• Stated exercise
List each line in the records below that contains the word "shackle".

____

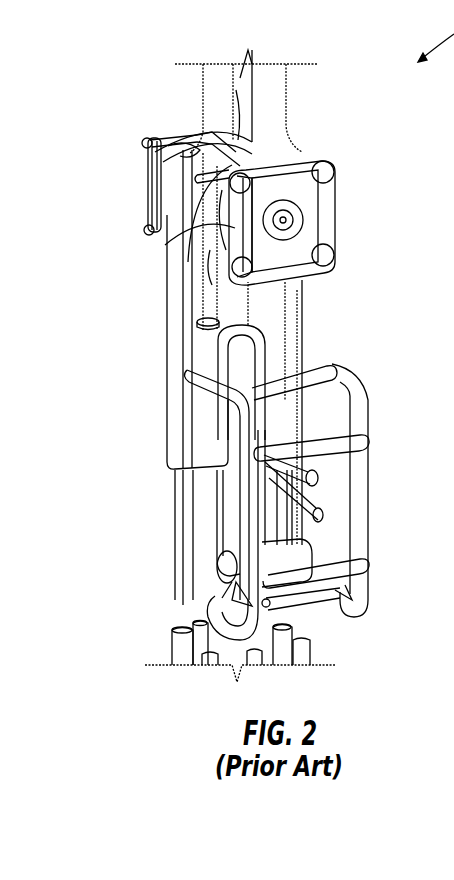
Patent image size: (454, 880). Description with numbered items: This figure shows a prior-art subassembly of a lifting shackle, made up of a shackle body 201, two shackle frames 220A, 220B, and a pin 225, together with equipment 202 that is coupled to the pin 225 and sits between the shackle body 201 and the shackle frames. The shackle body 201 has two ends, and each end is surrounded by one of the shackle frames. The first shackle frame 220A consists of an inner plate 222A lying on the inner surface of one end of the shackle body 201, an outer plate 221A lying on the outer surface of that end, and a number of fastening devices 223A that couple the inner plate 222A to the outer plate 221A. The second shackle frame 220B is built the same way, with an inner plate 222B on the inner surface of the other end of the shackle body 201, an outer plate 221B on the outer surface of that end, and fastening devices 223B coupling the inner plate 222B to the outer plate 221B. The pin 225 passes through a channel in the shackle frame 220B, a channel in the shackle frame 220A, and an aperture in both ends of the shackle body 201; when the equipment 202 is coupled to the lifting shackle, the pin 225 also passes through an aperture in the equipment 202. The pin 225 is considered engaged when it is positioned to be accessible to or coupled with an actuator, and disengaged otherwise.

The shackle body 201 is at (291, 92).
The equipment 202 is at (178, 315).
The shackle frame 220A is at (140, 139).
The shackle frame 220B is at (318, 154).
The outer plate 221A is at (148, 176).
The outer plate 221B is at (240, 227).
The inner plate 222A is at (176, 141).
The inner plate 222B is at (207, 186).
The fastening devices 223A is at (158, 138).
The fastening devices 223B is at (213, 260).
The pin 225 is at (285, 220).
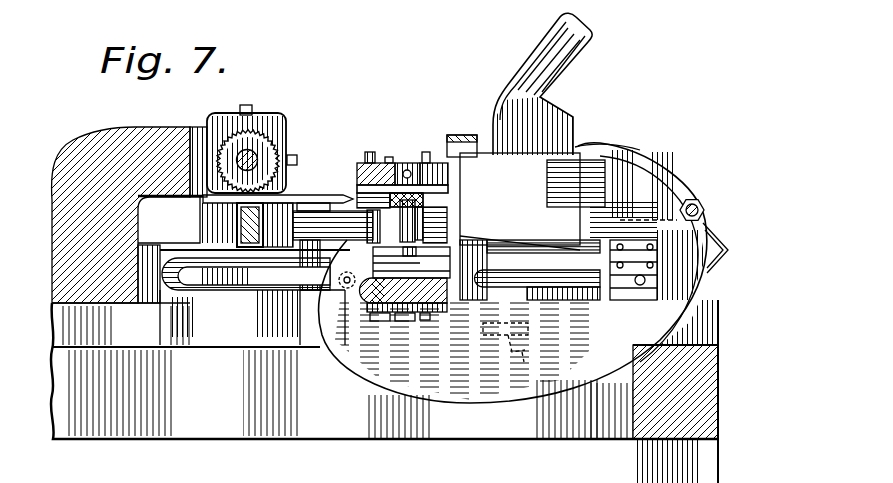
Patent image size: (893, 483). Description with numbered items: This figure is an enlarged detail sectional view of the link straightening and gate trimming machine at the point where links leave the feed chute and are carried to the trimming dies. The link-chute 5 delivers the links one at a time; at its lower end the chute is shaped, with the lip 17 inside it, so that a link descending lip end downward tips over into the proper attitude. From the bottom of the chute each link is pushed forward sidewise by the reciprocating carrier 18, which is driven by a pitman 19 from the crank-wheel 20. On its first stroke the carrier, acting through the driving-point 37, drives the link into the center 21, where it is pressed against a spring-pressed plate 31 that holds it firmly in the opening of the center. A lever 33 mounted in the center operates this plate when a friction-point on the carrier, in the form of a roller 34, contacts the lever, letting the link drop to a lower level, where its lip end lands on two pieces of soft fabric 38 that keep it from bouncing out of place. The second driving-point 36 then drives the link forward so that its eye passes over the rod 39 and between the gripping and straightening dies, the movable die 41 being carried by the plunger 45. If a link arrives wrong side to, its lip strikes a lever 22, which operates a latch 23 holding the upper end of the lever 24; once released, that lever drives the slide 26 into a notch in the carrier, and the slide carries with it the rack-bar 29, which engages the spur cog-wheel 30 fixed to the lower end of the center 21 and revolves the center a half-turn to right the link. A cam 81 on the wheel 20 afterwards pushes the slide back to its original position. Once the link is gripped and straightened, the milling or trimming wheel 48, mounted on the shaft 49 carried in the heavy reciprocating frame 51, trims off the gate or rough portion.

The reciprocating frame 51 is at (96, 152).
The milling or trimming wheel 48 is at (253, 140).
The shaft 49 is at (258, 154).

____

• Worked solution
Patent image size: (454, 880). Description with numbered items: This figure shows a prior-art subassembly of a lifting shackle, made up of a shackle body 201, two shackle frames 220A, 220B, and a pin 225, together with equipment 202 that is coupled to the pin 225 and sits between the shackle body 201 and the shackle frames. The shackle body 201 has two ends, and each end is surrounded by one of the shackle frames. The first shackle frame 220A consists of an inner plate 222A lying on the inner surface of one end of the shackle body 201, an outer plate 221A lying on the outer surface of that end, and a number of fastening devices 223A that couple the inner plate 222A to the outer plate 221A. The second shackle frame 220B is built the same way, with an inner plate 222B on the inner surface of the other end of the shackle body 201, an outer plate 221B on the outer surface of that end, and fastening devices 223B coupling the inner plate 222B to the outer plate 221B. The pin 225 passes through a channel in the shackle frame 220B, a channel in the shackle frame 220A, and an aperture in both ends of the shackle body 201; when the equipment 202 is coupled to the lifting shackle, the pin 225 also passes through an aperture in the equipment 202. The pin 225 is considered engaged when it is positioned to be accessible to or coupled with an actuator, and disengaged otherwise.
The shackle body 201 is at (291, 92).
The shackle frame 220A is at (140, 139).
The shackle frame 220B is at (318, 154).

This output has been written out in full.